> [Goal of the exercise]
Transcribe all of the records precisely as they are presented.

> [Entries provided]

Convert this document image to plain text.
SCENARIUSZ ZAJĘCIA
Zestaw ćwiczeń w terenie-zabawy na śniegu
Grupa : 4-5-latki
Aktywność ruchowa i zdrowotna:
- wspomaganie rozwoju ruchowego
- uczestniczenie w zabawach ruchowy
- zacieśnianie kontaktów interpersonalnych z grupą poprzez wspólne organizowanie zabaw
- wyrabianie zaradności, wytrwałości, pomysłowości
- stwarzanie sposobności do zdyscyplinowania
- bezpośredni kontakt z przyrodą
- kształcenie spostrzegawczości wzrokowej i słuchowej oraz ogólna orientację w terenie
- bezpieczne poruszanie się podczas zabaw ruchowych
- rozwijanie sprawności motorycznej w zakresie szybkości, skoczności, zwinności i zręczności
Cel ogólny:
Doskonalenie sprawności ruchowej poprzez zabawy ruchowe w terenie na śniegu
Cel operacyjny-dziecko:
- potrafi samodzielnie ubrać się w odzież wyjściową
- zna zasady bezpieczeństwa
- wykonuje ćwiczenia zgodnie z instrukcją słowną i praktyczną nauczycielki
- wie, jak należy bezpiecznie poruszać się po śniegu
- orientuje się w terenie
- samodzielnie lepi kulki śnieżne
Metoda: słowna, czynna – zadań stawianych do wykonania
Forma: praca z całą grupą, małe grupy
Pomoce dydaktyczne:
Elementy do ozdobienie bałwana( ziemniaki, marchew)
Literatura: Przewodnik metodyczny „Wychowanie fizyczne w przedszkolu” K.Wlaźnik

> [Solved exercise]
Convert this document image to plain text.
SCENARIUSZ ZAJĘCIA
Zestaw ćwiczeń w terenie-zabawy na śniegu
Grupa : 4-5-latki
Aktywność ruchowa i zdrowotna:
- wspomaganie rozwoju ruchowego
- uczestniczenie w zabawach ruchowy
- zacieśnianie kontaktów interpersonalnych z grupą poprzez wspólne organizowanie zabaw
- wyrabianie zaradności, wytrwałości, pomysłowości
- stwarzanie sposobności do zdyscyplinowania
- bezpośredni kontakt z przyrodą
- kształcenie spostrzegawczości wzrokowej i słuchowej oraz ogólna orientację w terenie
- bezpieczne poruszanie się podczas zabaw ruchowych
- rozwijanie sprawności motorycznej w zakresie szybkości, skoczności, zwinności i zręczności
Cel ogólny:
Doskonalenie sprawności ruchowej poprzez zabawy ruchowe w terenie na śniegu
Cel operacyjny-dziecko:
- potrafi samodzielnie ubrać się w odzież wyjściową
- zna zasady bezpieczeństwa
- wykonuje ćwiczenia zgodnie z instrukcją słowną i praktyczną nauczycielki
- wie, jak należy bezpiecznie poruszać się po śniegu
- orientuje się w terenie
- samodzielnie lepi kulki śnieżne
Metoda: słowna, czynna – zadań stawianych do wykonania
Forma: praca z całą grupą, małe grupy
Pomoce dydaktyczne:
Elementy do ozdobienie bałwana( ziemniaki, marchew)
Literatura: Przewodnik metodyczny „Wychowanie fizyczne w przedszkolu” K.Wlaźnik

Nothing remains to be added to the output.